**WHAT IS REQUIRED**. Reproduce the listing verbatim.

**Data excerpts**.
═══

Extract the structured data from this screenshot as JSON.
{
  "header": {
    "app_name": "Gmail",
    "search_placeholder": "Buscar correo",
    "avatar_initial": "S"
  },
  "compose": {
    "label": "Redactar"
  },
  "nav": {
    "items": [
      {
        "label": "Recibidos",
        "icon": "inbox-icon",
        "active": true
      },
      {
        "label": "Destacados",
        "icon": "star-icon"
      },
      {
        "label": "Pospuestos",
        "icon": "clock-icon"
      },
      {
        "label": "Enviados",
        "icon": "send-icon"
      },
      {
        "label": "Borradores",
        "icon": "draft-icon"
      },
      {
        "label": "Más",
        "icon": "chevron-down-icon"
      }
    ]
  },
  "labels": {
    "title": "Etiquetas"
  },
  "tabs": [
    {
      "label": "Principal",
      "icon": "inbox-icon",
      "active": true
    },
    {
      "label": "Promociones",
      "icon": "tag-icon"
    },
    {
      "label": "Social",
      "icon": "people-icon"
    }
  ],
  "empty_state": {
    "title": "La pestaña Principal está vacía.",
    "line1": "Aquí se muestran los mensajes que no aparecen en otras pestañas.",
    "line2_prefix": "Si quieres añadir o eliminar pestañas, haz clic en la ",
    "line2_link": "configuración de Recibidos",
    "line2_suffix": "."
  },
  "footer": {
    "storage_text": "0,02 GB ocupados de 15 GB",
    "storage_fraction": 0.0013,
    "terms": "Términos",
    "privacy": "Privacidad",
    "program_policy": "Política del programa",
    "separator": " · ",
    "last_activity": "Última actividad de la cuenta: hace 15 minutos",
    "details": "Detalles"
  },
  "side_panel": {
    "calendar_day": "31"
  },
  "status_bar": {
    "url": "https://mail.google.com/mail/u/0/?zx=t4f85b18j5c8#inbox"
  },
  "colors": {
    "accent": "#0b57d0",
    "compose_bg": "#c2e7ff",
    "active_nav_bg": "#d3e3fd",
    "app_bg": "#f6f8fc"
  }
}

═══

**RESPONSE FOR THIS EXERCISE**.
Extract the structured data from this screenshot as JSON.
{
  "header": {
    "app_name": "Gmail",
    "search_placeholder": "Buscar correo",
    "avatar_initial": "S"
  },
  "compose": {
    "label": "Redactar"
  },
  "nav": {
    "items": [
      {
        "label": "Recibidos",
        "icon": "inbox-icon",
        "active": true
      },
      {
        "label": "Destacados",
        "icon": "star-icon"
      },
      {
        "label": "Pospuestos",
        "icon": "clock-icon"
      },
      {
        "label": "Enviados",
        "icon": "send-icon"
      },
      {
        "label": "Borradores",
        "icon": "draft-icon"
      },
      {
        "label": "Más",
        "icon": "chevron-down-icon"
      }
    ]
  },
  "labels": {
    "title": "Etiquetas"
  },
  "tabs": [
    {
      "label": "Principal",
      "icon": "inbox-icon",
      "active": true
    },
    {
      "label": "Promociones",
      "icon": "tag-icon"
    },
    {
      "label": "Social",
      "icon": "people-icon"
    }
  ],
  "empty_state": {
    "title": "La pestaña Principal está vacía.",
    "line1": "Aquí se muestran los mensajes que no aparecen en otras pestañas.",
    "line2_prefix": "Si quieres añadir o eliminar pestañas, haz clic en la ",
    "line2_link": "configuración de Recibidos",
    "line2_suffix": "."
  },
  "footer": {
    "storage_text": "0,02 GB ocupados de 15 GB",
    "storage_fraction": 0.0013,
    "terms": "Términos",
    "privacy": "Privacidad",
    "program_policy": "Política del programa",
    "separator": " · ",
    "last_activity": "Última actividad de la cuenta: hace 15 minutos",
    "details": "Detalles"
  },
  "side_panel": {
    "calendar_day": "31"
  },
  "status_bar": {
    "url": "https://mail.google.com/mail/u/0/?zx=t4f85b18j5c8#inbox"
  },
  "colors": {
    "accent": "#0b57d0",
    "compose_bg": "#c2e7ff",
    "active_nav_bg": "#d3e3fd",
    "app_bg": "#f6f8fc"
  }
}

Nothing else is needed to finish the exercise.